----- DATASET

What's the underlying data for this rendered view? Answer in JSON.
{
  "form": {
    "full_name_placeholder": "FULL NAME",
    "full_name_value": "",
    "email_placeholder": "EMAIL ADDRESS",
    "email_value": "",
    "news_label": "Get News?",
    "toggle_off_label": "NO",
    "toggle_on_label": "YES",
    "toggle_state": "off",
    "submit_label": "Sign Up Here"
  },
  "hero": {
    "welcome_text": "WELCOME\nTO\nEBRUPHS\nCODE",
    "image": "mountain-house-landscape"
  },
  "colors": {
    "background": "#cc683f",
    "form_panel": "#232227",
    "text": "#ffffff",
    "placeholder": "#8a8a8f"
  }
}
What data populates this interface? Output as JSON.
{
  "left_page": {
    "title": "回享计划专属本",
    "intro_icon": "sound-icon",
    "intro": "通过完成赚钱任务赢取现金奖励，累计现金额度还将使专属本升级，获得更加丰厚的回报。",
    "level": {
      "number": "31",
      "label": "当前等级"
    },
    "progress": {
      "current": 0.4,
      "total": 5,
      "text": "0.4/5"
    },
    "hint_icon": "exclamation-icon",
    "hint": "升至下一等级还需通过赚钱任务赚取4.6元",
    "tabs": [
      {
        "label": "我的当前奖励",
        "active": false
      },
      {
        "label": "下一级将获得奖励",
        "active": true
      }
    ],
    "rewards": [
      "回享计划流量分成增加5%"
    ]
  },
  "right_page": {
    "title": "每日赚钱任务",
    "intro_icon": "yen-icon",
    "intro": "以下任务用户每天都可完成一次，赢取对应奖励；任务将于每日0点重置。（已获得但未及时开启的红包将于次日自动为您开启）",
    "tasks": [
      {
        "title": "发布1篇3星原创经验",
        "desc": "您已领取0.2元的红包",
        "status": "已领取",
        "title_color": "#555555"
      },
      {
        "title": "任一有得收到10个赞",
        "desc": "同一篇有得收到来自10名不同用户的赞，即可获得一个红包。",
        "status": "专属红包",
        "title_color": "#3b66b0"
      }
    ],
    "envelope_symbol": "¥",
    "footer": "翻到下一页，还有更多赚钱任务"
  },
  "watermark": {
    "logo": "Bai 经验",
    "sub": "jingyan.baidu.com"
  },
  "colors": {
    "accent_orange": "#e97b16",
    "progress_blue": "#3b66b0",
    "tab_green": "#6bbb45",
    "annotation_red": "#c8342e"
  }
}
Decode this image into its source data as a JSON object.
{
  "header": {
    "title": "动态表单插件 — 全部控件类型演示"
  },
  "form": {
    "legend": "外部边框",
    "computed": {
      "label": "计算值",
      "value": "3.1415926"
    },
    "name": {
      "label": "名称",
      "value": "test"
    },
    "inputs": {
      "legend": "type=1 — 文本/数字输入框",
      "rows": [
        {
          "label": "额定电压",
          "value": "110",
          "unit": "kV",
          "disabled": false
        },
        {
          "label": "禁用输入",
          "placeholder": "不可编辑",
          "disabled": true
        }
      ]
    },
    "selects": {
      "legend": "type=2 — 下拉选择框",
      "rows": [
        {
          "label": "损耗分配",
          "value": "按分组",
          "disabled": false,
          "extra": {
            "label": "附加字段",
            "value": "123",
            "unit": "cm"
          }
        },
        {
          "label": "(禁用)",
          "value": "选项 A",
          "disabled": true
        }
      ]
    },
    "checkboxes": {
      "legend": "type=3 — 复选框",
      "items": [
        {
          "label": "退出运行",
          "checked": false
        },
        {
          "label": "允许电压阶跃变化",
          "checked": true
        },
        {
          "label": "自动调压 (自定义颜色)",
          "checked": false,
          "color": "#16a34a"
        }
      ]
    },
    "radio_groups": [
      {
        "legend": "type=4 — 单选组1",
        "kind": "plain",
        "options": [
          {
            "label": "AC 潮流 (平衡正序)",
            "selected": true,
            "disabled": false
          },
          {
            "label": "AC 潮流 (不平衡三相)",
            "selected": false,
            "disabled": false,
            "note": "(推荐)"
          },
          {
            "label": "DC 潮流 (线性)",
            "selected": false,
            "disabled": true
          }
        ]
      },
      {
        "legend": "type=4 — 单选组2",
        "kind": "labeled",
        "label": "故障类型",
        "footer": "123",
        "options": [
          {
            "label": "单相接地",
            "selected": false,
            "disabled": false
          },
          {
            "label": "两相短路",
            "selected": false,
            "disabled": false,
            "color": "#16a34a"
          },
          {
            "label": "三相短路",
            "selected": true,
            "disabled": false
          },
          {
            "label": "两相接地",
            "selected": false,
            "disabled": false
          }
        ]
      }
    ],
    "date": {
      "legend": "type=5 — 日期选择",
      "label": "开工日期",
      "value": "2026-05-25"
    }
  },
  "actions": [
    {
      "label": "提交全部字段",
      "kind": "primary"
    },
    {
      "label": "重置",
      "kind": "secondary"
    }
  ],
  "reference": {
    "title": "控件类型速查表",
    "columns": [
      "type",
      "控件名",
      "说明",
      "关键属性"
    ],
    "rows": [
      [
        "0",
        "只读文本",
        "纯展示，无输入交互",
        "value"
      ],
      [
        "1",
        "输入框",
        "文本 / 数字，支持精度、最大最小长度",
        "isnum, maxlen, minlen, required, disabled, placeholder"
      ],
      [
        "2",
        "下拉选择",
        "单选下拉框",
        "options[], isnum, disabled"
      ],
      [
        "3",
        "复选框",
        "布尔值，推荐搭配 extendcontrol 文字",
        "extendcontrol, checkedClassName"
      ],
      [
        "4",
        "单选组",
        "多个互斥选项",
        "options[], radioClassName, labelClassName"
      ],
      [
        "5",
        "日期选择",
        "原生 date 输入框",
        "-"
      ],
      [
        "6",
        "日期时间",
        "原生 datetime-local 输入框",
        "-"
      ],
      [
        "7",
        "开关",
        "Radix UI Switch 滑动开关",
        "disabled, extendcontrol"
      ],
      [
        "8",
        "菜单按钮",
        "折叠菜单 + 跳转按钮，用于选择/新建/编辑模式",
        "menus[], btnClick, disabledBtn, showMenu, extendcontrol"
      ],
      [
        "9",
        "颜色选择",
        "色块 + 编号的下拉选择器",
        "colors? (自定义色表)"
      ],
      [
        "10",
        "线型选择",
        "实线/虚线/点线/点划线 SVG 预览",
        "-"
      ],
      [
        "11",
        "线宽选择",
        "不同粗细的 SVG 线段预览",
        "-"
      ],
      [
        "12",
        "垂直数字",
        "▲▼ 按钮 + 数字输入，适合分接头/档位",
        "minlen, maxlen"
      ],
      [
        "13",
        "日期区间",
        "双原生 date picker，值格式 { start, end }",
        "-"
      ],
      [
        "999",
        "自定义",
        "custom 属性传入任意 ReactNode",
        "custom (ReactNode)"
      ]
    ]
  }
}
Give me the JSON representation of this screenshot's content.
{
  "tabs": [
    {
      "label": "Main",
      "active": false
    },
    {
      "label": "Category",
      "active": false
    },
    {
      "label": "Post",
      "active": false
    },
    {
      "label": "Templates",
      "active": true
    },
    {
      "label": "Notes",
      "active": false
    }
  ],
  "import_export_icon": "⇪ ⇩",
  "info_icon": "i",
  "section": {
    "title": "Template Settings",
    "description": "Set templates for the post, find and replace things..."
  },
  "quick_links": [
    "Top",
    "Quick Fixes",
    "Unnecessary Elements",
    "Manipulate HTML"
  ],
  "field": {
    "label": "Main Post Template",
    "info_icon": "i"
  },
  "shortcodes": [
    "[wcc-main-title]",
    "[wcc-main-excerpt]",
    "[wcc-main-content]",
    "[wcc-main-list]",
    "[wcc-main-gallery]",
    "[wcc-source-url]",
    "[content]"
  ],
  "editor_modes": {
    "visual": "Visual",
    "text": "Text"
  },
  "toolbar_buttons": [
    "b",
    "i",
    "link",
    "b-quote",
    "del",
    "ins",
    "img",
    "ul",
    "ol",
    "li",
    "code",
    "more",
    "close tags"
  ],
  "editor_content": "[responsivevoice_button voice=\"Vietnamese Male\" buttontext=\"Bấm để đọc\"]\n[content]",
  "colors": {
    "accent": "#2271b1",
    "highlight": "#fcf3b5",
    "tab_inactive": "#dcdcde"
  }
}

----------

• REQUIRED WORK
Check each line of the records above for the word "extendcontrol", then give the number of lines that have it, with no other words.

• THE RESPONSE
4